Check each line of the records below for the word "also" and give the number of lines that have it, with nothing added.

-*-*-

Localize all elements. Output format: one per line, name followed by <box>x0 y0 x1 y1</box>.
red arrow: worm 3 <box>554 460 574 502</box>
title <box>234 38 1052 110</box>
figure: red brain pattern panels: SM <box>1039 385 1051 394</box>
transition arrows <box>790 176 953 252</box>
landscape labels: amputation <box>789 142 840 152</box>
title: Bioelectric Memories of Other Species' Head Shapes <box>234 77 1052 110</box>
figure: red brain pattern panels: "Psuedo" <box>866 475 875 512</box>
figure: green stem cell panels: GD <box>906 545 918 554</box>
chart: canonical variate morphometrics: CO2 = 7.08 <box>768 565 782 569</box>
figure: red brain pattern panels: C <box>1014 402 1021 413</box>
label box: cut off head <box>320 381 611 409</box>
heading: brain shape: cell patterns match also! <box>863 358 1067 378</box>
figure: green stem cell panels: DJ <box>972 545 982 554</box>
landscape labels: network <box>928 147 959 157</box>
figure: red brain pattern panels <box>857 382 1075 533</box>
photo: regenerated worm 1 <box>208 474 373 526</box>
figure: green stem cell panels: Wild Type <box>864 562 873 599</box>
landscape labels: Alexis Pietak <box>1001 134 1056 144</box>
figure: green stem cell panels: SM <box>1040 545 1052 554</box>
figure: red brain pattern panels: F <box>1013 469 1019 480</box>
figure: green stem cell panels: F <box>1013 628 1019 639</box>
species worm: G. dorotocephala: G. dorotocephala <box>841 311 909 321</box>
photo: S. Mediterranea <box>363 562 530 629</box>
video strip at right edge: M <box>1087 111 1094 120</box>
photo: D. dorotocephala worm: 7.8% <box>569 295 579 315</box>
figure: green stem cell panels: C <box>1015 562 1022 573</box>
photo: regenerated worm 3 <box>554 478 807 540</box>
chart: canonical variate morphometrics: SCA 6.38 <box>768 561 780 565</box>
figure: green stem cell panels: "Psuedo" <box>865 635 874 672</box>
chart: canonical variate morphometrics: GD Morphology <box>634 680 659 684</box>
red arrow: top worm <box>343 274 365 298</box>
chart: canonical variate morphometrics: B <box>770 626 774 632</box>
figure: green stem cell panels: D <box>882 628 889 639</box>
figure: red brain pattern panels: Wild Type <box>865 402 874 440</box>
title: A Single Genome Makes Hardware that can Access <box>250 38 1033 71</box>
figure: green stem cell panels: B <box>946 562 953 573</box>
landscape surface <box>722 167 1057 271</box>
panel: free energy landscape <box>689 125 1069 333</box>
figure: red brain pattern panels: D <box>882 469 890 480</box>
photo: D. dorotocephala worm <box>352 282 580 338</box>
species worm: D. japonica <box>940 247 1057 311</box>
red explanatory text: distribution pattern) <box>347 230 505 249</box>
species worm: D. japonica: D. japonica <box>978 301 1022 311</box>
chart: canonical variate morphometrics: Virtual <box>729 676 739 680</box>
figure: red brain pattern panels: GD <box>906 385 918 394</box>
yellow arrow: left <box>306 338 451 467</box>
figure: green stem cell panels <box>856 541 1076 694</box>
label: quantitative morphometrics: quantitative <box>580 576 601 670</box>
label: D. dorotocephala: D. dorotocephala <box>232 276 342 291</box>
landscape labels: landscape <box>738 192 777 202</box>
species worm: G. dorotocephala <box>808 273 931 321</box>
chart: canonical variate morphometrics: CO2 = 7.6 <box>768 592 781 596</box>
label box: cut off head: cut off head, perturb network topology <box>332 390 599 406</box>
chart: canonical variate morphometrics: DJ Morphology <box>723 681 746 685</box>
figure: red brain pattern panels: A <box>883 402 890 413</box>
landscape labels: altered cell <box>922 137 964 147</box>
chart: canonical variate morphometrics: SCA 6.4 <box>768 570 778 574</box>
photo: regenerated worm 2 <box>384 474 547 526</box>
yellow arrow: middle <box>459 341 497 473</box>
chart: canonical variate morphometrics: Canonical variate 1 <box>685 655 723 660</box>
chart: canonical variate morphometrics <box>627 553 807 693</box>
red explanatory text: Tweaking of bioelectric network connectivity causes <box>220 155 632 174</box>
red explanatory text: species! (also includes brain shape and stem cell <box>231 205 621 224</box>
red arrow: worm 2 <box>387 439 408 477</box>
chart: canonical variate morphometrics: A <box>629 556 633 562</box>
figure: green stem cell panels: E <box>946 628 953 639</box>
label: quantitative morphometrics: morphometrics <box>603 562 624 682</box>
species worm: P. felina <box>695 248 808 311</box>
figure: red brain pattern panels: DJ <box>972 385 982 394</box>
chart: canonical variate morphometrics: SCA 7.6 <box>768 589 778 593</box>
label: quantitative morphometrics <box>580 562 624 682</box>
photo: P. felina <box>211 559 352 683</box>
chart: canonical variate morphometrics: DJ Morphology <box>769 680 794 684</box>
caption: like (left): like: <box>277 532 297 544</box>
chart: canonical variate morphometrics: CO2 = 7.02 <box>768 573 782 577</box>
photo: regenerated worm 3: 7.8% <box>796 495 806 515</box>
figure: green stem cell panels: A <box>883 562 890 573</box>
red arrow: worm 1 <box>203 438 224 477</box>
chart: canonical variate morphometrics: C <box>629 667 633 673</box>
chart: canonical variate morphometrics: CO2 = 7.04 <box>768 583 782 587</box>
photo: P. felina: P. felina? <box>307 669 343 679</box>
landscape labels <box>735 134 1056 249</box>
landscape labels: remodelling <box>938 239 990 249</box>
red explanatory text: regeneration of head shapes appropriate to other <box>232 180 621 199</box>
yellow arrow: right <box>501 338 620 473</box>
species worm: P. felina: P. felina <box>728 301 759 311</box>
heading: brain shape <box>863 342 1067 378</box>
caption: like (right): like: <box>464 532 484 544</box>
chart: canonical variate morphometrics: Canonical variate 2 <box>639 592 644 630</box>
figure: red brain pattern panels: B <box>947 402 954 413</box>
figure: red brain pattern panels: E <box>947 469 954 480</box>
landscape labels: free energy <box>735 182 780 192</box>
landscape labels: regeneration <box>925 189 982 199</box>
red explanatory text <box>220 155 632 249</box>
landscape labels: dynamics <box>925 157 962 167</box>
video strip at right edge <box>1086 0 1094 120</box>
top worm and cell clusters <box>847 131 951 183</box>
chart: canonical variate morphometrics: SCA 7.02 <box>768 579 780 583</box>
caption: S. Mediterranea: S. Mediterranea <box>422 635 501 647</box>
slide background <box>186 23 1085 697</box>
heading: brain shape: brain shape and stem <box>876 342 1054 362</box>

-*-*-

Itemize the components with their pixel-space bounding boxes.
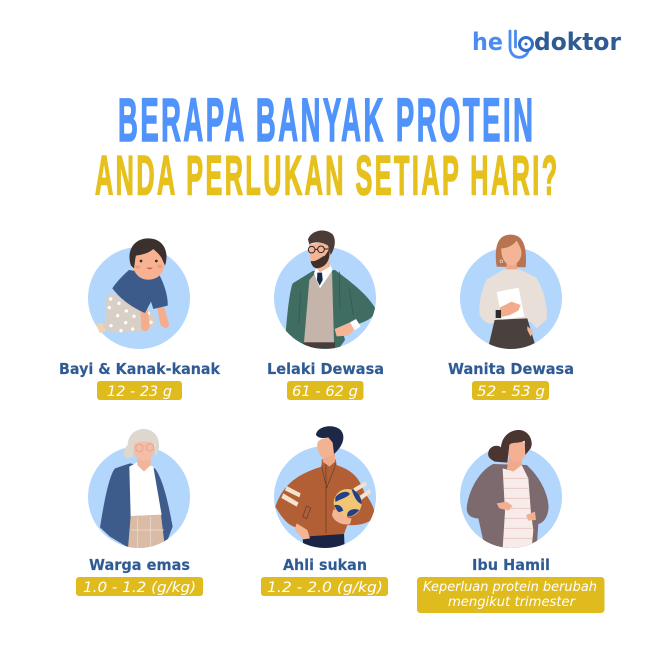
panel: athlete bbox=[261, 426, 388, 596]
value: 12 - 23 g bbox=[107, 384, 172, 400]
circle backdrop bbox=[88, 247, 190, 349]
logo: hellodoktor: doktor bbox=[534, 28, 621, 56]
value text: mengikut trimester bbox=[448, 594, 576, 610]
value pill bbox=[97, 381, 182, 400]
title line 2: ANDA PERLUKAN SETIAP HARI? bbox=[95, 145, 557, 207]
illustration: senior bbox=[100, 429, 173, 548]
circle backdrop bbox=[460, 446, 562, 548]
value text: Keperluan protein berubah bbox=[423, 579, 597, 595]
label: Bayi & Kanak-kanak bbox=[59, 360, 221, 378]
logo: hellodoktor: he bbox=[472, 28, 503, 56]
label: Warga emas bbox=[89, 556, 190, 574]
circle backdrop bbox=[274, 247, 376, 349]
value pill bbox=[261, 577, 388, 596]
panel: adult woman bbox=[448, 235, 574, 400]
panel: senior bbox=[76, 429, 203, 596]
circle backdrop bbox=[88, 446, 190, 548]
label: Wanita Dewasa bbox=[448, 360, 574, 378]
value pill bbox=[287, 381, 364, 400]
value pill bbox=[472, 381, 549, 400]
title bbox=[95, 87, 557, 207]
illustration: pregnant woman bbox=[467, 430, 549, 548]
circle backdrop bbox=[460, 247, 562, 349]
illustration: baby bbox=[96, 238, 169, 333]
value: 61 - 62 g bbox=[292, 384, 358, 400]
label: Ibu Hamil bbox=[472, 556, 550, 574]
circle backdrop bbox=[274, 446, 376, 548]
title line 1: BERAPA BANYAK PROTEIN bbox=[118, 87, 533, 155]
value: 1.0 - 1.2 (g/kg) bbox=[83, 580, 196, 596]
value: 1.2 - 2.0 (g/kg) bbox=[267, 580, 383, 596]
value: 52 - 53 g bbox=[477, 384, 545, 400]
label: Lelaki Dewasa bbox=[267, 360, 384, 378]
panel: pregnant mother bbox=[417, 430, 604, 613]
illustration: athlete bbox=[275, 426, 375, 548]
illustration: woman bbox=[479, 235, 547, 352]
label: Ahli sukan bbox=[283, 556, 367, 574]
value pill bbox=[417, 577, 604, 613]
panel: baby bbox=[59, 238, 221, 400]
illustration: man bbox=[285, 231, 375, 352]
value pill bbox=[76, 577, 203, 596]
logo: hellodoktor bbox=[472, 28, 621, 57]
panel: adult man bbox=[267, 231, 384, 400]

-*-*-

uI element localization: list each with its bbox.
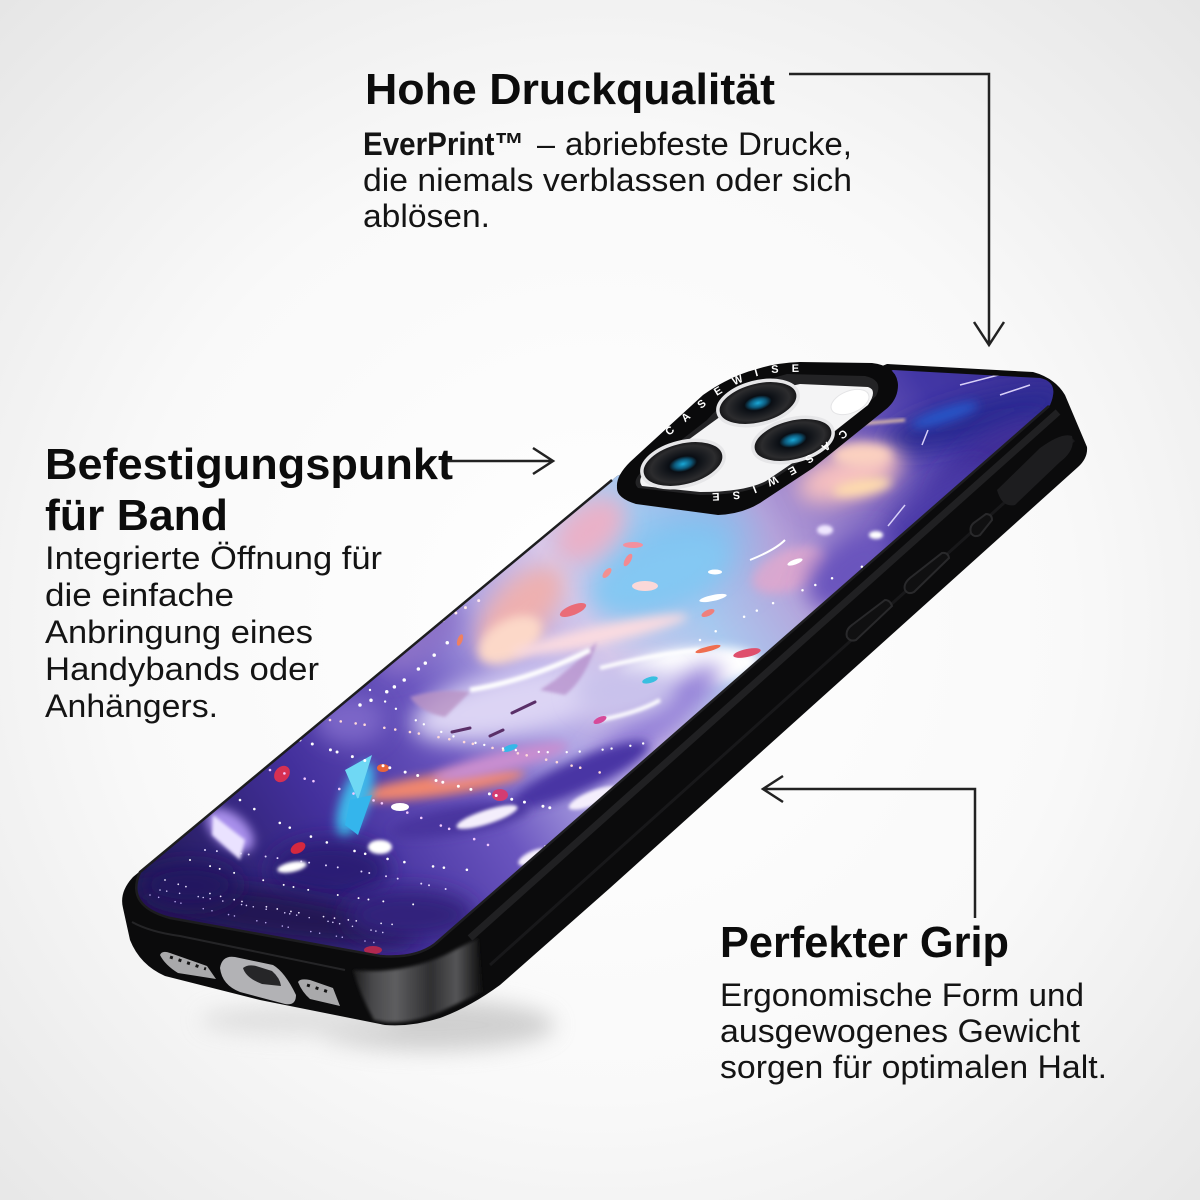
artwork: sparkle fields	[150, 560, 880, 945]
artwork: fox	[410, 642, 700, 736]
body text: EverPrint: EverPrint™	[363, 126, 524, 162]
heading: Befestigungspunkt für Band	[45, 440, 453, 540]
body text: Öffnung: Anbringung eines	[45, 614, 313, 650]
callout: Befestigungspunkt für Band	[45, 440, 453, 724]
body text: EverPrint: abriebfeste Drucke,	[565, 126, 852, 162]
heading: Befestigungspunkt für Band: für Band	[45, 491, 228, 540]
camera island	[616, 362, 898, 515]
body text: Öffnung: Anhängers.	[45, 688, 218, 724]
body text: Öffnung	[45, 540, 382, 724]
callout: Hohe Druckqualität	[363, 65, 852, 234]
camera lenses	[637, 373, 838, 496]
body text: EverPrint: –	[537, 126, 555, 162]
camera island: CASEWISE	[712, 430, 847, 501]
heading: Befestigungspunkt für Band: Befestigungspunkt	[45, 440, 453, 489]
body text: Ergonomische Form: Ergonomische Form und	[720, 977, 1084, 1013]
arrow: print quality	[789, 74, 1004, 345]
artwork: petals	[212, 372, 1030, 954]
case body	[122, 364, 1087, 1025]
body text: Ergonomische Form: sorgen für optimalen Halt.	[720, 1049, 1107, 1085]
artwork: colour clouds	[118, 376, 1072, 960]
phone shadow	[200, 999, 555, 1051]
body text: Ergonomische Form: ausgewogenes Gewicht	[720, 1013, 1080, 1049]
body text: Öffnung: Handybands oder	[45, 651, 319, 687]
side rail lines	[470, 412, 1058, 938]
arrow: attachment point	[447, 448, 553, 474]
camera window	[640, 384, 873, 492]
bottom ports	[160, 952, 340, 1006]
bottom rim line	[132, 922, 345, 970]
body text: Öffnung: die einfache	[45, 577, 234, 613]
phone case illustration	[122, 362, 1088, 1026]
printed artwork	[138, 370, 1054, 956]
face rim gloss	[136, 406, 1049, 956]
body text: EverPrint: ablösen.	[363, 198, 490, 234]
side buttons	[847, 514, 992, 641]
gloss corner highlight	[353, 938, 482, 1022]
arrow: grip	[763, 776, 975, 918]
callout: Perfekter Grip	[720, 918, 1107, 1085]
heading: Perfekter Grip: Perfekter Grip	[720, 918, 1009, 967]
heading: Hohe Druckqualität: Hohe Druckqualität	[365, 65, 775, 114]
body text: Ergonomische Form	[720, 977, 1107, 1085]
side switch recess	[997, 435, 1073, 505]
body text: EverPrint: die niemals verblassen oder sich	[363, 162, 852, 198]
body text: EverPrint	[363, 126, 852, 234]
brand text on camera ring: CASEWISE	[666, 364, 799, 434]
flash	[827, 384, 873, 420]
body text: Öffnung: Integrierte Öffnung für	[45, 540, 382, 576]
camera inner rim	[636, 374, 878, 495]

-*-*-

_Output of the exercise_. 2